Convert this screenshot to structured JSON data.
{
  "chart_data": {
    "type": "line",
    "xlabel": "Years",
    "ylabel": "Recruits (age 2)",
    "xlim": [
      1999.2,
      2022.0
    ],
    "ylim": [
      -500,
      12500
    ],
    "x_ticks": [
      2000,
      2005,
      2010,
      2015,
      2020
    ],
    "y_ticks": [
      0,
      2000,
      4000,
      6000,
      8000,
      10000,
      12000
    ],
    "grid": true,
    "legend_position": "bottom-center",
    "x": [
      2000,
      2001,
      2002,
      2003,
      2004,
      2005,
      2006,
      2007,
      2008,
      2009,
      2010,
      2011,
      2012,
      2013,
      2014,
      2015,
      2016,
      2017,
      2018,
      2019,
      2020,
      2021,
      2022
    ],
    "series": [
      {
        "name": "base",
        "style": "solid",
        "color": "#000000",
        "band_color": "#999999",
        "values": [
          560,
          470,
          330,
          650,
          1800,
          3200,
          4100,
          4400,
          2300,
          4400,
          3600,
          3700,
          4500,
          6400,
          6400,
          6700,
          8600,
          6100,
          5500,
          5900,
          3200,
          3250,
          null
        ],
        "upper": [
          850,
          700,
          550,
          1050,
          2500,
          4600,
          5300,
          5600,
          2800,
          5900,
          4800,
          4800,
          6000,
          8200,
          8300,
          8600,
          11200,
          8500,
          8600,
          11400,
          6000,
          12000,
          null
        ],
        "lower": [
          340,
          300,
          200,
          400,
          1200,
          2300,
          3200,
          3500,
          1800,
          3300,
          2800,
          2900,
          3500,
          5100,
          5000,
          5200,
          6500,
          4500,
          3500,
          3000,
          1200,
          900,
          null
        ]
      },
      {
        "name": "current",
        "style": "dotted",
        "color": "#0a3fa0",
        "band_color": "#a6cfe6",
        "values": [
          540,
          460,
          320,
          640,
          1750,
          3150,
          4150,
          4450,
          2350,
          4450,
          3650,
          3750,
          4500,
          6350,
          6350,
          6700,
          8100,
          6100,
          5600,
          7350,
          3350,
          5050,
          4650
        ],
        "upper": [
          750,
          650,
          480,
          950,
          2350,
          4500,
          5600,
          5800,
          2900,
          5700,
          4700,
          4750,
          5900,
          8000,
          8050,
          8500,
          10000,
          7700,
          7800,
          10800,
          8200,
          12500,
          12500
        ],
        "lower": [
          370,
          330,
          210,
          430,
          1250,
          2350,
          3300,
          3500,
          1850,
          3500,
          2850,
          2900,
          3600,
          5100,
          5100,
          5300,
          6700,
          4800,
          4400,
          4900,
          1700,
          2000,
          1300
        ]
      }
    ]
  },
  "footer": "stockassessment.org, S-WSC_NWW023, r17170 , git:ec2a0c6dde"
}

=== WORK INSTRUCTIONS ===
Reproduce the entire listing word for word.

=== TASK OUTPUT ===
Convert this screenshot to structured JSON data.
{
  "chart_data": {
    "type": "line",
    "xlabel": "Years",
    "ylabel": "Recruits (age 2)",
    "xlim": [
      1999.2,
      2022.0
    ],
    "ylim": [
      -500,
      12500
    ],
    "x_ticks": [
      2000,
      2005,
      2010,
      2015,
      2020
    ],
    "y_ticks": [
      0,
      2000,
      4000,
      6000,
      8000,
      10000,
      12000
    ],
    "grid": true,
    "legend_position": "bottom-center",
    "x": [
      2000,
      2001,
      2002,
      2003,
      2004,
      2005,
      2006,
      2007,
      2008,
      2009,
      2010,
      2011,
      2012,
      2013,
      2014,
      2015,
      2016,
      2017,
      2018,
      2019,
      2020,
      2021,
      2022
    ],
    "series": [
      {
        "name": "base",
        "style": "solid",
        "color": "#000000",
        "band_color": "#999999",
        "values": [
          560,
          470,
          330,
          650,
          1800,
          3200,
          4100,
          4400,
          2300,
          4400,
          3600,
          3700,
          4500,
          6400,
          6400,
          6700,
          8600,
          6100,
          5500,
          5900,
          3200,
          3250,
          null
        ],
        "upper": [
          850,
          700,
          550,
          1050,
          2500,
          4600,
          5300,
          5600,
          2800,
          5900,
          4800,
          4800,
          6000,
          8200,
          8300,
          8600,
          11200,
          8500,
          8600,
          11400,
          6000,
          12000,
          null
        ],
        "lower": [
          340,
          300,
          200,
          400,
          1200,
          2300,
          3200,
          3500,
          1800,
          3300,
          2800,
          2900,
          3500,
          5100,
          5000,
          5200,
          6500,
          4500,
          3500,
          3000,
          1200,
          900,
          null
        ]
      },
      {
        "name": "current",
        "style": "dotted",
        "color": "#0a3fa0",
        "band_color": "#a6cfe6",
        "values": [
          540,
          460,
          320,
          640,
          1750,
          3150,
          4150,
          4450,
          2350,
          4450,
          3650,
          3750,
          4500,
          6350,
          6350,
          6700,
          8100,
          6100,
          5600,
          7350,
          3350,
          5050,
          4650
        ],
        "upper": [
          750,
          650,
          480,
          950,
          2350,
          4500,
          5600,
          5800,
          2900,
          5700,
          4700,
          4750,
          5900,
          8000,
          8050,
          8500,
          10000,
          7700,
          7800,
          10800,
          8200,
          12500,
          12500
        ],
        "lower": [
          370,
          330,
          210,
          430,
          1250,
          2350,
          3300,
          3500,
          1850,
          3500,
          2850,
          2900,
          3600,
          5100,
          5100,
          5300,
          6700,
          4800,
          4400,
          4900,
          1700,
          2000,
          1300
        ]
      }
    ]
  },
  "footer": "stockassessment.org, S-WSC_NWW023, r17170 , git:ec2a0c6dde"
}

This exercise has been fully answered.